■ **Job**: Look below for the line that contains "Extract all readable text from this page.", then copy it and each following line to the end of the records, minus any pictures.

[Begin Data shown]

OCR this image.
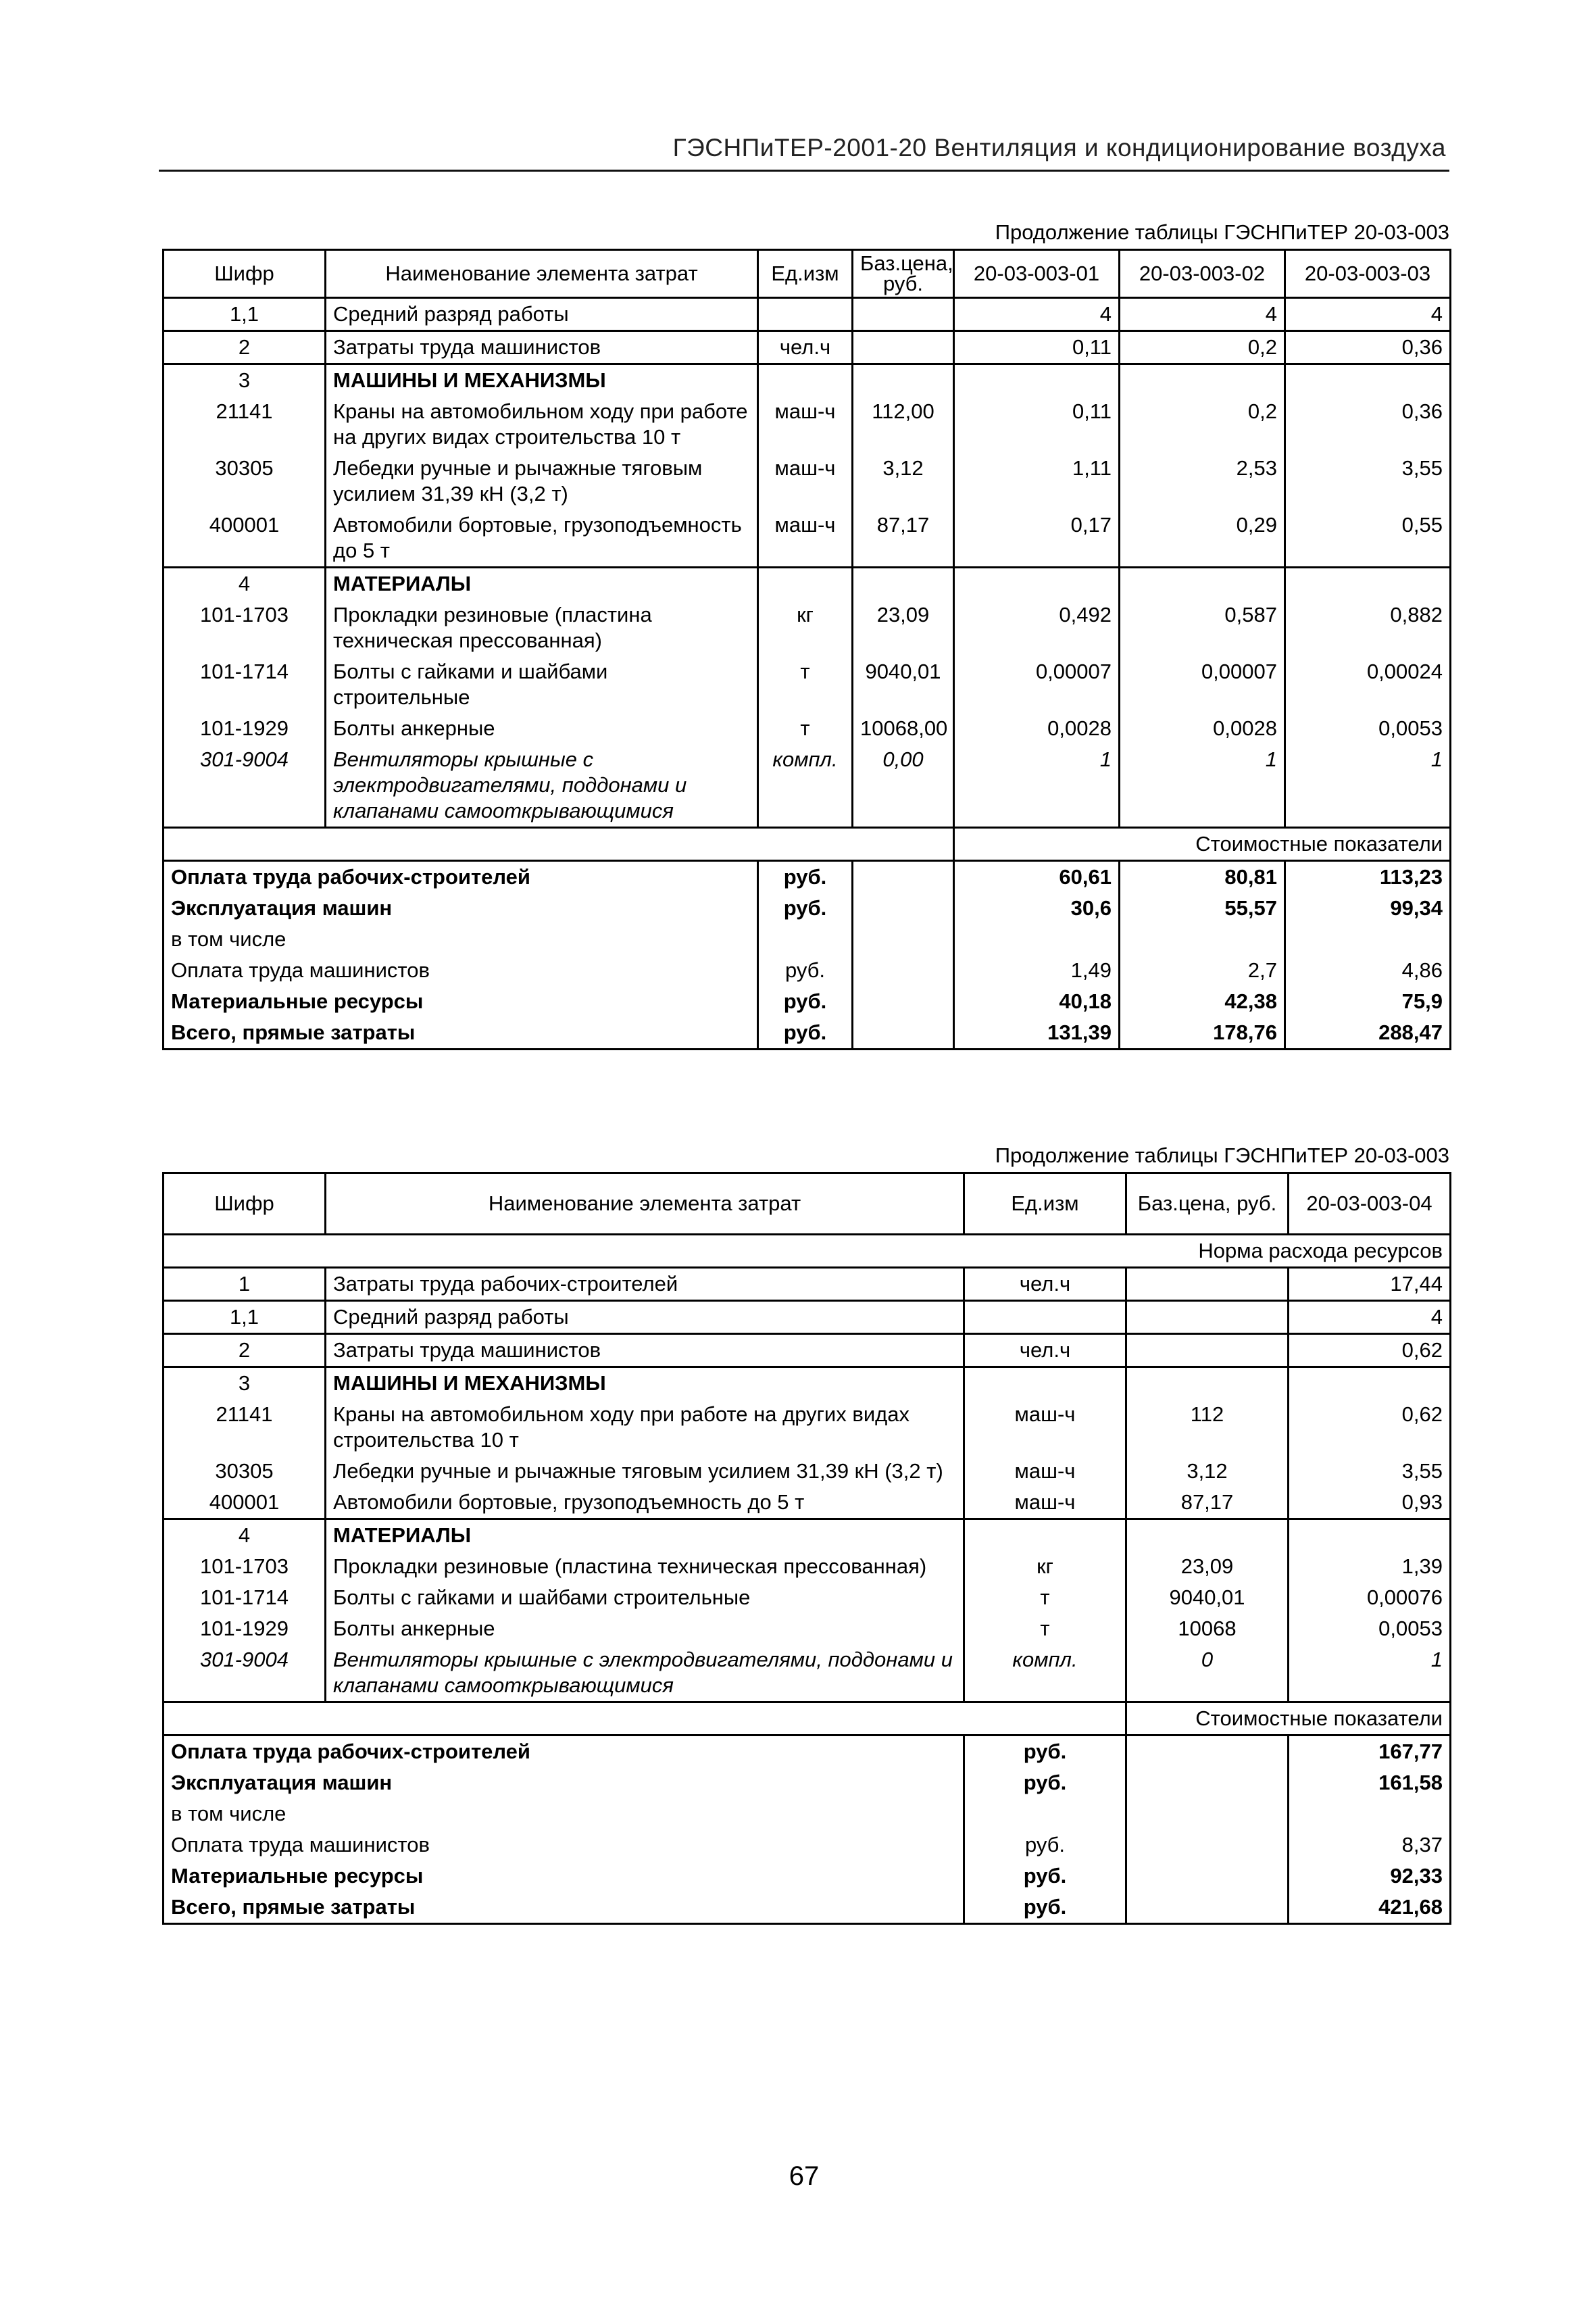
ГЭСНПиТЕР-2001-20 Вентиляция и кондиционирование воздуха
Продолжение таблицы ГЭСНПиТЕР 20-03-003
Шифр	Наименование элемента затрат	Ед.изм	Баз.цена, руб.	20-03-003-01	20-03-003-02	20-03-003-03
1,1	Средний разряд работы			4	4	4
2	Затраты труда машинистов	чел.ч		0,11	0,2	0,36
3	МАШИНЫ И МЕХАНИЗМЫ					
21141	Краны на автомобильном ходу при работе на других видах строительства 10 т	маш-ч	112,00	0,11	0,2	0,36
30305	Лебедки ручные и рычажные тяговым усилием 31,39 кН (3,2 т)	маш-ч	3,12	1,11	2,53	3,55
400001	Автомобили бортовые, грузоподъемность до 5 т	маш-ч	87,17	0,17	0,29	0,55
4	МАТЕРИАЛЫ					
101-1703	Прокладки резиновые (пластина техническая прессованная)	кг	23,09	0,492	0,587	0,882
101-1714	Болты с гайками и шайбами строительные	т	9040,01	0,00007	0,00007	0,00024
101-1929	Болты анкерные	т	10068,00	0,0028	0,0028	0,0053
301-9004	Вентиляторы крышные с электродвигателями, поддонами и клапанами самооткрывающимися	компл.	0,00	1	1	1
				Стоимостные показатели		
Оплата труда рабочих-строителей		руб.		60,61	80,81	113,23
Эксплуатация машин		руб.		30,6	55,57	99,34
в том числе						
Оплата труда машинистов		руб.		1,49	2,7	4,86
Материальные ресурсы		руб.		40,18	42,38	75,9
Всего, прямые затраты		руб.		131,39	178,76	288,47
Продолжение таблицы ГЭСНПиТЕР 20-03-003
Шифр	Наименование элемента затрат	Ед.изм	Баз.цена, руб.	20-03-003-04
Норма расхода ресурсов				
1	Затраты труда рабочих-строителей	чел.ч		17,44
1,1	Средний разряд работы			4
2	Затраты труда машинистов	чел.ч		0,62
3	МАШИНЫ И МЕХАНИЗМЫ			
21141	Краны на автомобильном ходу при работе на других видах строительства 10 т	маш-ч	112	0,62
30305	Лебедки ручные и рычажные тяговым усилием 31,39 кН (3,2 т)	маш-ч	3,12	3,55
400001	Автомобили бортовые, грузоподъемность до 5 т	маш-ч	87,17	0,93
4	МАТЕРИАЛЫ			
101-1703	Прокладки резиновые (пластина техническая прессованная)	кг	23,09	1,39
101-1714	Болты с гайками и шайбами строительные	т	9040,01	0,00076
101-1929	Болты анкерные	т	10068	0,0053
301-9004	Вентиляторы крышные с электродвигателями, поддонами и клапанами самооткрывающимися	компл.	0	1
			Стоимостные показатели	
Оплата труда рабочих-строителей		руб.		167,77
Эксплуатация машин		руб.		161,58
в том числе				
Оплата труда машинистов		руб.		8,37
Материальные ресурсы		руб.		92,33
Всего, прямые затраты		руб.		421,68
67
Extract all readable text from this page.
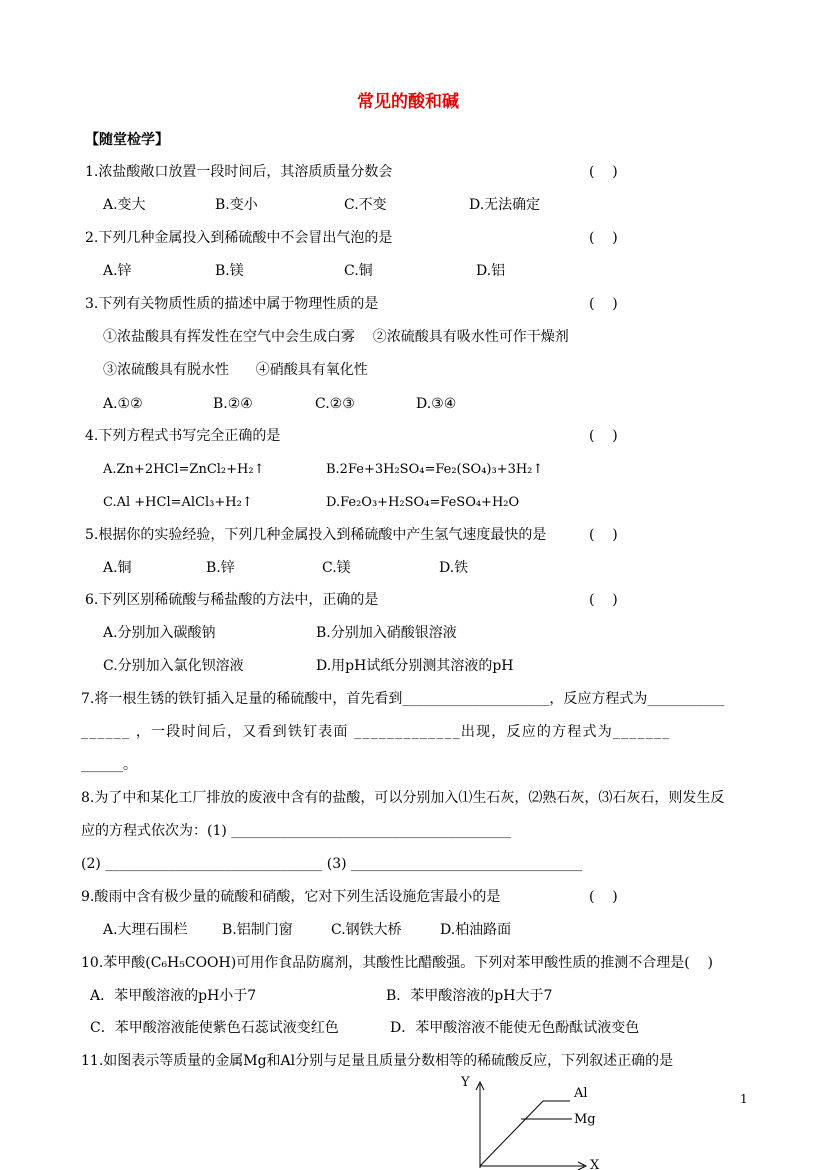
常见的酸和碱
【随堂检学】
1.浓盐酸敞口放置一段时间后，其溶质质量分数会	(    )
A.变大	B.变小	C.不变	D.无法确定
2.下列几种金属投入到稀硫酸中不会冒出气泡的是	(    )
A.锌	B.镁	C.铜	D.铝
3.下列有关物质性质的描述中属于物理性质的是	(    )
①浓盐酸具有挥发性在空气中会生成白雾    ②浓硫酸具有吸水性可作干燥剂
③浓硫酸具有脱水性      ④硝酸具有氧化性
A.①②	B.②④	C.②③	D.③④
4.下列方程式书写完全正确的是	(    )
A.Zn+2HCl=ZnCl₂+H₂↑	B.2Fe+3H₂SO₄=Fe₂(SO₄)₃+3H₂↑
C.Al +HCl=AlCl₃+H₂↑	D.Fe₂O₃+H₂SO₄=FeSO₄+H₂O
5.根据你的实验经验，下列几种金属投入到稀硫酸中产生氢气速度最快的是	(    )
A.铜	B.锌	C.镁	D.铁
6.下列区别稀硫酸与稀盐酸的方法中，正确的是	(    )
A.分别加入碳酸钠	B.分别加入硝酸银溶液
C.分别加入氯化钡溶液	D.用pH试纸分别测其溶液的pH
7.将一根生锈的铁钉插入足量的稀硫酸中，首先看到_____________________，反应方程式为___________
______ ，一段时间后，又看到铁钉表面 _____________出现，反应的方程式为_______
______。
8.为了中和某化工厂排放的废液中含有的盐酸，可以分别加入⑴生石灰，⑵熟石灰，⑶石灰石，则发生反
应的方程式依次为：(1) ________________________________________
(2) _______________________________ (3) _________________________________
9.酸雨中含有极少量的硫酸和硝酸，它对下列生活设施危害最小的是	(    )
A.大理石围栏 B.铝制门窗	C.钢铁大桥	D.柏油路面
10.苯甲酸(C₆H₅COOH)可用作食品防腐剂，其酸性比醋酸强。下列对苯甲酸性质的推测不合理是(    )
A．苯甲酸溶液的pH小于7	B．苯甲酸溶液的pH大于7
C．苯甲酸溶液能使紫色石蕊试液变红色	D．苯甲酸溶液不能使无色酚酞试液变色
11.如图表示等质量的金属Mg和Al分别与足量且质量分数相等的稀硫酸反应，下列叙述正确的是
Y
X
Al
Mg
1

[End Data shown]

■ **Reply to the exercise**:
Extract all readable text from this page.
常见的酸和碱
【随堂检学】
1.浓盐酸敞口放置一段时间后，其溶质质量分数会	(    )
A.变大	B.变小	C.不变	D.无法确定
2.下列几种金属投入到稀硫酸中不会冒出气泡的是	(    )
A.锌	B.镁	C.铜	D.铝
3.下列有关物质性质的描述中属于物理性质的是	(    )
①浓盐酸具有挥发性在空气中会生成白雾    ②浓硫酸具有吸水性可作干燥剂
③浓硫酸具有脱水性      ④硝酸具有氧化性
A.①②	B.②④	C.②③	D.③④
4.下列方程式书写完全正确的是	(    )
A.Zn+2HCl=ZnCl₂+H₂↑	B.2Fe+3H₂SO₄=Fe₂(SO₄)₃+3H₂↑
C.Al +HCl=AlCl₃+H₂↑	D.Fe₂O₃+H₂SO₄=FeSO₄+H₂O
5.根据你的实验经验，下列几种金属投入到稀硫酸中产生氢气速度最快的是	(    )
A.铜	B.锌	C.镁	D.铁
6.下列区别稀硫酸与稀盐酸的方法中，正确的是	(    )
A.分别加入碳酸钠	B.分别加入硝酸银溶液
C.分别加入氯化钡溶液	D.用pH试纸分别测其溶液的pH
7.将一根生锈的铁钉插入足量的稀硫酸中，首先看到_____________________，反应方程式为___________
______ ，一段时间后，又看到铁钉表面 _____________出现，反应的方程式为_______
______。
8.为了中和某化工厂排放的废液中含有的盐酸，可以分别加入⑴生石灰，⑵熟石灰，⑶石灰石，则发生反
应的方程式依次为：(1) ________________________________________
(2) _______________________________ (3) _________________________________
9.酸雨中含有极少量的硫酸和硝酸，它对下列生活设施危害最小的是	(    )
A.大理石围栏 B.铝制门窗	C.钢铁大桥	D.柏油路面
10.苯甲酸(C₆H₅COOH)可用作食品防腐剂，其酸性比醋酸强。下列对苯甲酸性质的推测不合理是(    )
A．苯甲酸溶液的pH小于7	B．苯甲酸溶液的pH大于7
C．苯甲酸溶液能使紫色石蕊试液变红色	D．苯甲酸溶液不能使无色酚酞试液变色
11.如图表示等质量的金属Mg和Al分别与足量且质量分数相等的稀硫酸反应，下列叙述正确的是
Y
X
Al
Mg
1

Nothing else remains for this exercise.